- **WHAT THE TASK REQUIRES**
Of all the lines in the material, how many include the word "call"? Reply with the number alone.

[Stored records]
"""

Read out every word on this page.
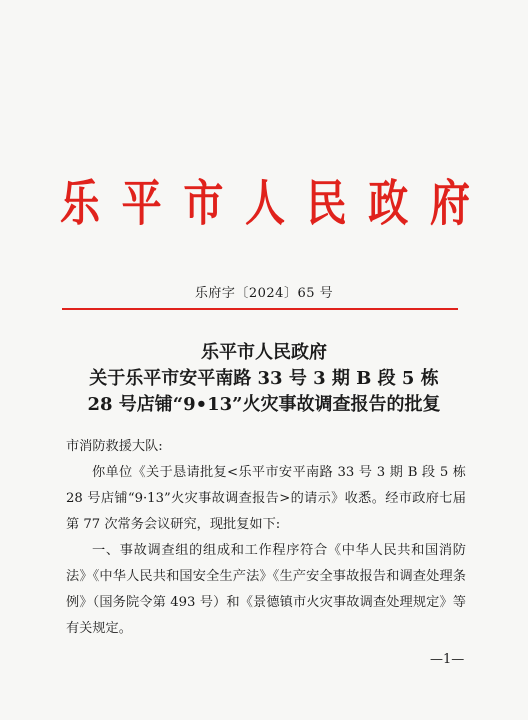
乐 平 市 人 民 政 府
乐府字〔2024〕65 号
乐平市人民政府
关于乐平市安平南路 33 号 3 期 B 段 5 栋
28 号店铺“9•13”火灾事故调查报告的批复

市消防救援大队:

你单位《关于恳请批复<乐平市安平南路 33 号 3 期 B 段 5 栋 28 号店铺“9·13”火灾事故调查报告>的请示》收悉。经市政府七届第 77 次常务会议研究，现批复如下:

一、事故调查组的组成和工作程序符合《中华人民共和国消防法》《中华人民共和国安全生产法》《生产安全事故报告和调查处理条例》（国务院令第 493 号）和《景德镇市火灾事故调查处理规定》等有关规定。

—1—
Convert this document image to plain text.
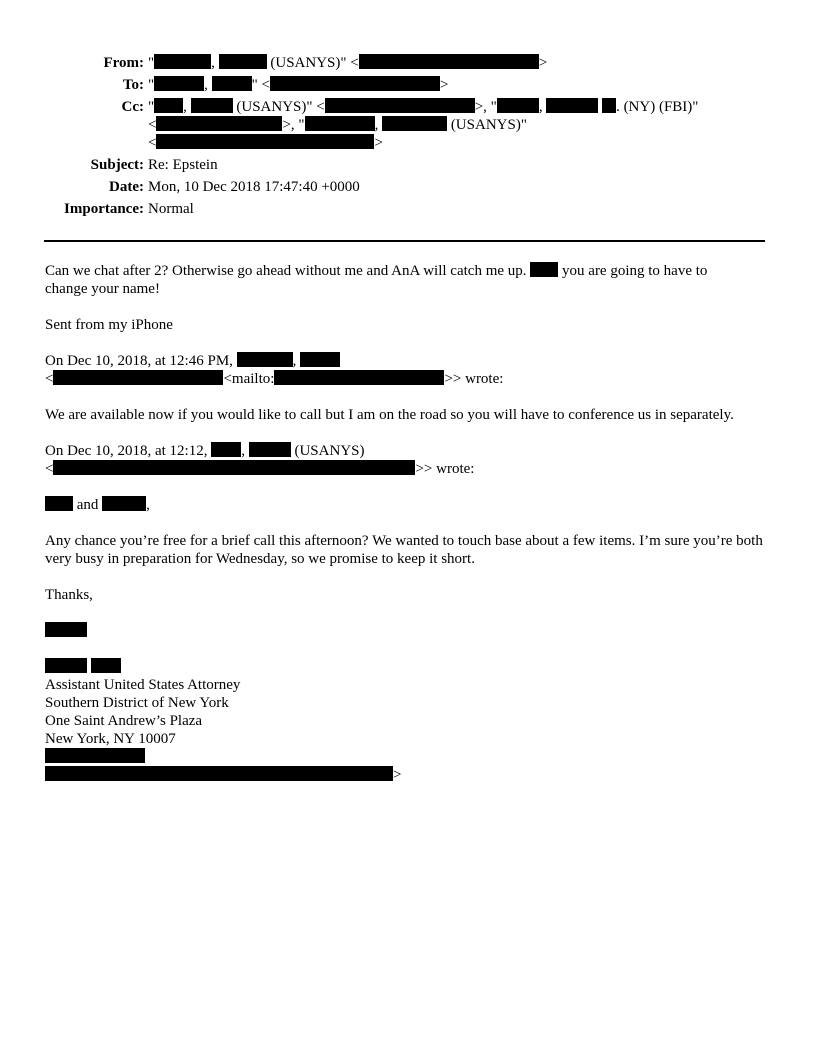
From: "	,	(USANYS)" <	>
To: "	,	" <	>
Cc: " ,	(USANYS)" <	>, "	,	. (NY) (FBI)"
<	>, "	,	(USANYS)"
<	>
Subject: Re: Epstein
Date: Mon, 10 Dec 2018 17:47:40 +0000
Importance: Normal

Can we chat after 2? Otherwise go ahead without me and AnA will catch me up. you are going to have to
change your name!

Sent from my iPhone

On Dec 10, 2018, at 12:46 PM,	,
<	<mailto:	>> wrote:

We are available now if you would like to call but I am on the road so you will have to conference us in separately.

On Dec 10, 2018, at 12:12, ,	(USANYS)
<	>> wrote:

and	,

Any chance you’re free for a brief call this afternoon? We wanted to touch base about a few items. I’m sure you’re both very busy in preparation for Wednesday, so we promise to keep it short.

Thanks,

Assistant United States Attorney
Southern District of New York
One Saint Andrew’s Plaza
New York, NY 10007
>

"""

- **WRITTEN REPLY**
2